== Provided material ==

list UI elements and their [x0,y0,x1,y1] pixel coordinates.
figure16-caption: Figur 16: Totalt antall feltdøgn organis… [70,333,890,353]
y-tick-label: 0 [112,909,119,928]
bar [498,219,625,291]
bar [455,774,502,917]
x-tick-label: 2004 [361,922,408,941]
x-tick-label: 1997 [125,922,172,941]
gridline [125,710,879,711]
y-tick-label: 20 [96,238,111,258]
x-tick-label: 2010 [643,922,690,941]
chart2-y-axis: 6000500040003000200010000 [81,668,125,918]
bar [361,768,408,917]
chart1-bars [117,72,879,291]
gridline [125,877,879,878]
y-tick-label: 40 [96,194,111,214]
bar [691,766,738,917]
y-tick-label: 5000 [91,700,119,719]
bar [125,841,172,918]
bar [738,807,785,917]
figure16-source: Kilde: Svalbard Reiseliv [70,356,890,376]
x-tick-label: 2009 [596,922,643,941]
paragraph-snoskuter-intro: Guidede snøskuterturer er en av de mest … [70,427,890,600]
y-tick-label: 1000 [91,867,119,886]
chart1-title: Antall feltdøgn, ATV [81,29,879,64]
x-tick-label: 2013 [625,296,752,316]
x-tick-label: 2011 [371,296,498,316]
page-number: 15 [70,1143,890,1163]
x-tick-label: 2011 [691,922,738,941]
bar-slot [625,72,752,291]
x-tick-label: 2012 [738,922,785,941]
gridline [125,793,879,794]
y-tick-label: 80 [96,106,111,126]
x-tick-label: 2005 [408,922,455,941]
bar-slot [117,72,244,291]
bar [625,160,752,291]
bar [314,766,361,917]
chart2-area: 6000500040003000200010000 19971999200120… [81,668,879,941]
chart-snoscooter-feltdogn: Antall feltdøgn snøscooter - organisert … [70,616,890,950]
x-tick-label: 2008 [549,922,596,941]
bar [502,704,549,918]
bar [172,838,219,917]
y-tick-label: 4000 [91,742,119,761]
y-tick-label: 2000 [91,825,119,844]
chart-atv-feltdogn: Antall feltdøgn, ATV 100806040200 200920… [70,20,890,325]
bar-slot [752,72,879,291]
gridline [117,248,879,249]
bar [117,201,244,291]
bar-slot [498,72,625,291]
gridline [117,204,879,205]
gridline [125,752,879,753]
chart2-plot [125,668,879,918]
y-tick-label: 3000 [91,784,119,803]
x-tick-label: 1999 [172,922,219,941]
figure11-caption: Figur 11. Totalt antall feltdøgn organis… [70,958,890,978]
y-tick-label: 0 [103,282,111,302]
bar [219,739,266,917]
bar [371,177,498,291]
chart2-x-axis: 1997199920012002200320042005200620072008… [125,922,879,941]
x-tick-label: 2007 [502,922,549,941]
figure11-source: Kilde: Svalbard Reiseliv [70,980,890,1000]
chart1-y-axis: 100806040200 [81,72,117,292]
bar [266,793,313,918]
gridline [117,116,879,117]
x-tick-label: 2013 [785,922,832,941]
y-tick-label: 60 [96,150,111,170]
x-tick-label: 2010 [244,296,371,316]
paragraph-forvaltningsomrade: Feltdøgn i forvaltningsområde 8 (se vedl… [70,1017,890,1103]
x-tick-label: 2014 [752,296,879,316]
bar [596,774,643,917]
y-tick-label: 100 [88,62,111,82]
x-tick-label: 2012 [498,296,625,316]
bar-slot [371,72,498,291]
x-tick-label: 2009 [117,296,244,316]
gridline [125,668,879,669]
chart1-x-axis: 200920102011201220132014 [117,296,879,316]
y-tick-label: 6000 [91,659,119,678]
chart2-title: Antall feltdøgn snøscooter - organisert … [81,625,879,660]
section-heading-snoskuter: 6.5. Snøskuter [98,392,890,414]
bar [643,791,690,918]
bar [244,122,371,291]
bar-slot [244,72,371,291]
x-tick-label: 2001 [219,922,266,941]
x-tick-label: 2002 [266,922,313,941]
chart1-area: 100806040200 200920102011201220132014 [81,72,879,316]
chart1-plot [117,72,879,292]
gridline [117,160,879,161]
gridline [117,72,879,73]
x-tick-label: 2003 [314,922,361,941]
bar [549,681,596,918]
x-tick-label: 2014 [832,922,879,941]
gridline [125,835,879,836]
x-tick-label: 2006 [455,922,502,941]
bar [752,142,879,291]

===

| Task objective |
Copy every line of the records above, keeping each character, number and bracket unchanged.

| Solution |
list UI elements and their [x0,y0,x1,y1] pixel coordinates.
figure16-caption: Figur 16: Totalt antall feltdøgn organis… [70,333,890,353]
y-tick-label: 0 [112,909,119,928]
bar [498,219,625,291]
bar [455,774,502,917]
x-tick-label: 2004 [361,922,408,941]
x-tick-label: 1997 [125,922,172,941]
gridline [125,710,879,711]
y-tick-label: 20 [96,238,111,258]
x-tick-label: 2010 [643,922,690,941]
chart2-y-axis: 6000500040003000200010000 [81,668,125,918]
bar [361,768,408,917]
chart1-bars [117,72,879,291]
gridline [125,877,879,878]
y-tick-label: 40 [96,194,111,214]
bar [691,766,738,917]
y-tick-label: 5000 [91,700,119,719]
bar [125,841,172,918]
bar [738,807,785,917]
figure16-source: Kilde: Svalbard Reiseliv [70,356,890,376]
x-tick-label: 2009 [596,922,643,941]
paragraph-snoskuter-intro: Guidede snøskuterturer er en av de mest … [70,427,890,600]
y-tick-label: 1000 [91,867,119,886]
chart1-title: Antall feltdøgn, ATV [81,29,879,64]
x-tick-label: 2013 [625,296,752,316]
x-tick-label: 2011 [371,296,498,316]
page-number: 15 [70,1143,890,1163]
x-tick-label: 2011 [691,922,738,941]
bar-slot [625,72,752,291]
x-tick-label: 2012 [738,922,785,941]
gridline [125,793,879,794]
y-tick-label: 80 [96,106,111,126]
x-tick-label: 2005 [408,922,455,941]
bar-slot [117,72,244,291]
bar [625,160,752,291]
bar [314,766,361,917]
chart2-area: 6000500040003000200010000 19971999200120… [81,668,879,941]
chart-snoscooter-feltdogn: Antall feltdøgn snøscooter - organisert … [70,616,890,950]
x-tick-label: 2008 [549,922,596,941]
bar [502,704,549,918]
bar [172,838,219,917]
y-tick-label: 4000 [91,742,119,761]
y-tick-label: 2000 [91,825,119,844]
chart-atv-feltdogn: Antall feltdøgn, ATV 100806040200 200920… [70,20,890,325]
bar-slot [752,72,879,291]
gridline [117,248,879,249]
bar [117,201,244,291]
bar-slot [498,72,625,291]
gridline [117,204,879,205]
gridline [125,752,879,753]
chart2-plot [125,668,879,918]
y-tick-label: 3000 [91,784,119,803]
x-tick-label: 1999 [172,922,219,941]
figure11-caption: Figur 11. Totalt antall feltdøgn organis… [70,958,890,978]
y-tick-label: 0 [103,282,111,302]
bar [219,739,266,917]
bar [371,177,498,291]
chart2-x-axis: 1997199920012002200320042005200620072008… [125,922,879,941]
x-tick-label: 2007 [502,922,549,941]
figure11-source: Kilde: Svalbard Reiseliv [70,980,890,1000]
chart1-y-axis: 100806040200 [81,72,117,292]
bar [266,793,313,918]
gridline [117,116,879,117]
x-tick-label: 2013 [785,922,832,941]
y-tick-label: 60 [96,150,111,170]
x-tick-label: 2010 [244,296,371,316]
paragraph-forvaltningsomrade: Feltdøgn i forvaltningsområde 8 (se vedl… [70,1017,890,1103]
x-tick-label: 2014 [752,296,879,316]
bar [596,774,643,917]
y-tick-label: 100 [88,62,111,82]
x-tick-label: 2012 [498,296,625,316]
bar-slot [371,72,498,291]
x-tick-label: 2009 [117,296,244,316]
gridline [125,668,879,669]
chart1-x-axis: 200920102011201220132014 [117,296,879,316]
y-tick-label: 6000 [91,659,119,678]
chart2-title: Antall feltdøgn snøscooter - organisert … [81,625,879,660]
section-heading-snoskuter: 6.5. Snøskuter [98,392,890,414]
bar [643,791,690,918]
bar [244,122,371,291]
bar-slot [244,72,371,291]
x-tick-label: 2001 [219,922,266,941]
x-tick-label: 2002 [266,922,313,941]
chart1-area: 100806040200 200920102011201220132014 [81,72,879,316]
chart1-plot [117,72,879,292]
gridline [117,160,879,161]
gridline [117,72,879,73]
x-tick-label: 2003 [314,922,361,941]
bar [549,681,596,918]
x-tick-label: 2014 [832,922,879,941]
gridline [125,835,879,836]
x-tick-label: 2006 [455,922,502,941]
bar [752,142,879,291]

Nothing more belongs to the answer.